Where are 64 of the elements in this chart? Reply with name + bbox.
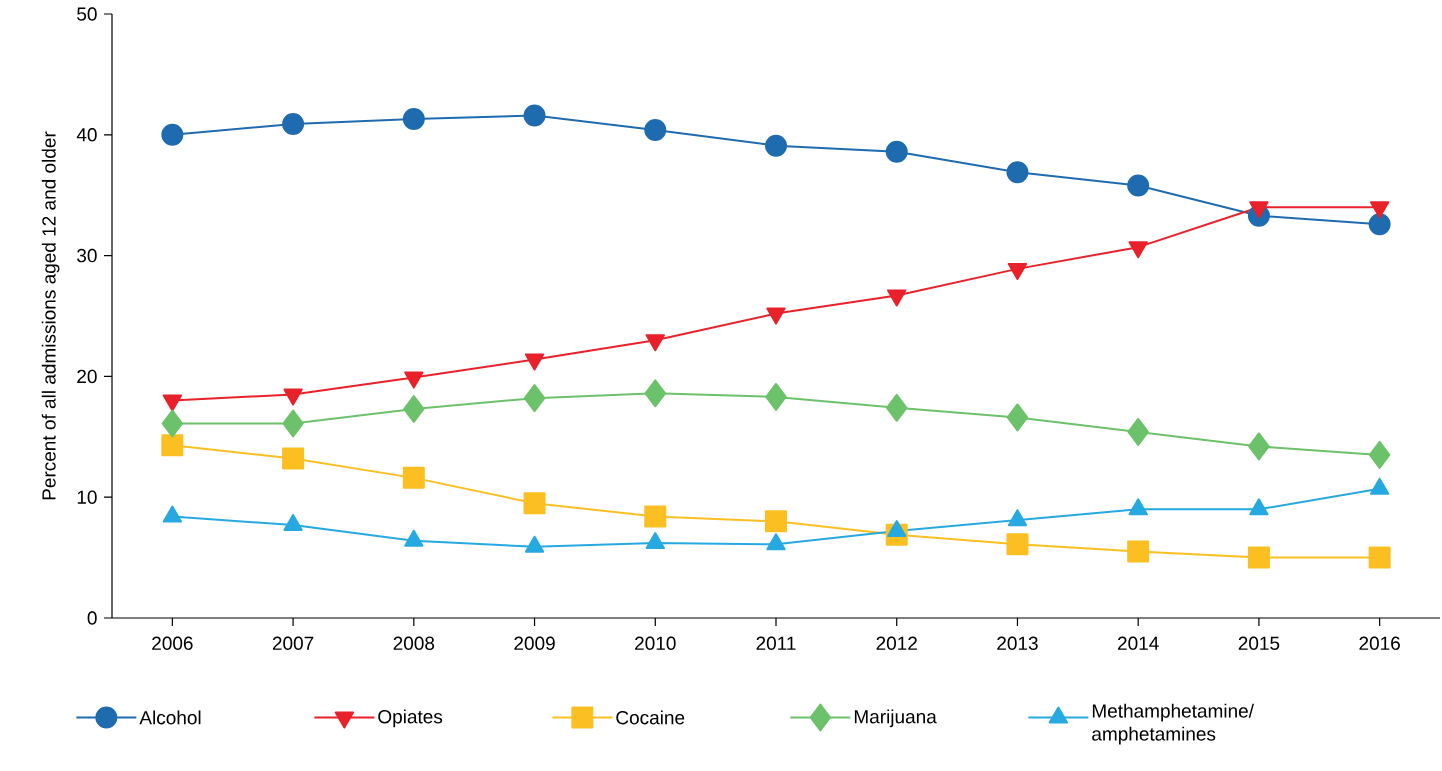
legend-label: Opiates [378, 709, 443, 728]
y-tick-label: 0 [87, 611, 97, 625]
point [402, 466, 425, 489]
legend-label: Methamphetamine/ amphetamines [1092, 703, 1254, 745]
point [1369, 477, 1390, 495]
point [1006, 533, 1029, 556]
point [402, 108, 425, 131]
point [523, 384, 546, 413]
point [765, 134, 787, 157]
y-tick-label: 30 [77, 248, 97, 263]
point [887, 520, 907, 538]
point [885, 140, 908, 163]
point [1368, 546, 1391, 569]
x-tick-label: 2012 [876, 636, 917, 650]
x-tick-label: 2016 [1359, 636, 1400, 650]
point [161, 434, 184, 457]
point [1127, 540, 1150, 563]
point [1007, 509, 1028, 527]
point [1006, 161, 1029, 184]
point [644, 379, 667, 408]
point [1128, 498, 1148, 516]
point [282, 447, 305, 470]
y-tick-label: 40 [76, 128, 97, 142]
point [162, 505, 183, 523]
y-tick-label: 50 [77, 7, 97, 21]
point [765, 382, 787, 411]
point [1368, 213, 1391, 236]
point [404, 529, 424, 547]
x-tick-label: 2006 [152, 636, 193, 650]
point [885, 393, 908, 422]
x-tick-label: 2014 [1118, 636, 1159, 650]
legend-label: Cocaine [616, 710, 685, 725]
point [1006, 403, 1029, 432]
point [766, 533, 786, 551]
x-tick-label: 2009 [514, 636, 555, 650]
y-tick-label: 10 [77, 490, 97, 504]
point [644, 118, 667, 141]
point [523, 104, 546, 127]
y-axis-title: Percent of all admissions aged 12 and older [41, 131, 60, 500]
x-tick-label: 2007 [272, 636, 314, 650]
point [1127, 174, 1150, 197]
point [161, 123, 184, 146]
point [765, 510, 787, 533]
point [1368, 440, 1391, 469]
y-tick-label: 20 [77, 369, 97, 384]
point [523, 492, 546, 515]
legend-label: Marijuana [854, 709, 937, 728]
x-tick-label: 2010 [635, 636, 676, 650]
point [282, 409, 304, 438]
x-tick-label: 2011 [756, 636, 796, 650]
point [1248, 432, 1270, 461]
legend-label: Alcohol [139, 710, 201, 725]
x-tick-label: 2008 [393, 636, 435, 650]
point [1127, 417, 1149, 446]
x-tick-label: 2015 [1238, 636, 1280, 650]
point [645, 532, 665, 550]
point [644, 505, 667, 528]
point [1249, 498, 1269, 516]
point [524, 535, 545, 553]
point [1247, 546, 1270, 569]
point [403, 395, 425, 424]
point [161, 409, 184, 438]
point [282, 112, 305, 135]
x-tick-label: 2013 [997, 636, 1038, 650]
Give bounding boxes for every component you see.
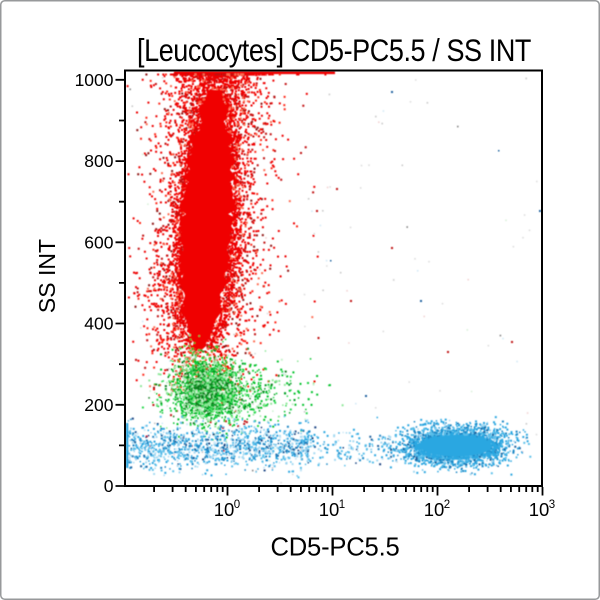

## Required work
Retype every item above line for line, with no changes, and omit the pictures from your copy.

## Task result
Where are 64 of the elements in this chart? Reply with name + bbox.
legend-label: Opiates [378, 709, 443, 728]
y-tick-label: 0 [87, 611, 97, 625]
point [402, 466, 425, 489]
legend-label: Methamphetamine/ amphetamines [1092, 703, 1254, 745]
point [1369, 477, 1390, 495]
point [1006, 533, 1029, 556]
point [402, 108, 425, 131]
point [523, 384, 546, 413]
point [765, 134, 787, 157]
y-tick-label: 30 [77, 248, 97, 263]
point [887, 520, 907, 538]
point [885, 140, 908, 163]
point [1368, 546, 1391, 569]
x-tick-label: 2012 [876, 636, 917, 650]
x-tick-label: 2016 [1359, 636, 1400, 650]
point [161, 434, 184, 457]
point [1127, 540, 1150, 563]
point [1007, 509, 1028, 527]
point [1006, 161, 1029, 184]
point [644, 379, 667, 408]
point [1128, 498, 1148, 516]
point [282, 447, 305, 470]
y-tick-label: 40 [76, 128, 97, 142]
point [162, 505, 183, 523]
y-tick-label: 50 [77, 7, 97, 21]
point [765, 382, 787, 411]
point [1368, 213, 1391, 236]
point [404, 529, 424, 547]
x-tick-label: 2006 [152, 636, 193, 650]
point [885, 393, 908, 422]
x-tick-label: 2014 [1118, 636, 1159, 650]
legend-label: Cocaine [616, 710, 685, 725]
point [1006, 403, 1029, 432]
point [766, 533, 786, 551]
x-tick-label: 2009 [514, 636, 555, 650]
y-tick-label: 10 [77, 490, 97, 504]
point [644, 118, 667, 141]
point [523, 104, 546, 127]
y-axis-title: Percent of all admissions aged 12 and older [41, 131, 60, 500]
x-tick-label: 2007 [272, 636, 314, 650]
point [1127, 174, 1150, 197]
point [161, 123, 184, 146]
point [765, 510, 787, 533]
point [1368, 440, 1391, 469]
y-tick-label: 20 [77, 369, 97, 384]
point [523, 492, 546, 515]
legend-label: Marijuana [854, 709, 937, 728]
x-tick-label: 2010 [635, 636, 676, 650]
point [282, 409, 304, 438]
x-tick-label: 2011 [756, 636, 796, 650]
point [1248, 432, 1270, 461]
legend-label: Alcohol [139, 710, 201, 725]
x-tick-label: 2008 [393, 636, 435, 650]
point [1127, 417, 1149, 446]
x-tick-label: 2015 [1238, 636, 1280, 650]
point [645, 532, 665, 550]
point [644, 505, 667, 528]
point [1249, 498, 1269, 516]
point [524, 535, 545, 553]
point [1247, 546, 1270, 569]
point [403, 395, 425, 424]
point [161, 409, 184, 438]
point [282, 112, 305, 135]
x-tick-label: 2013 [997, 636, 1038, 650]
Give bounding boxes for every component you see.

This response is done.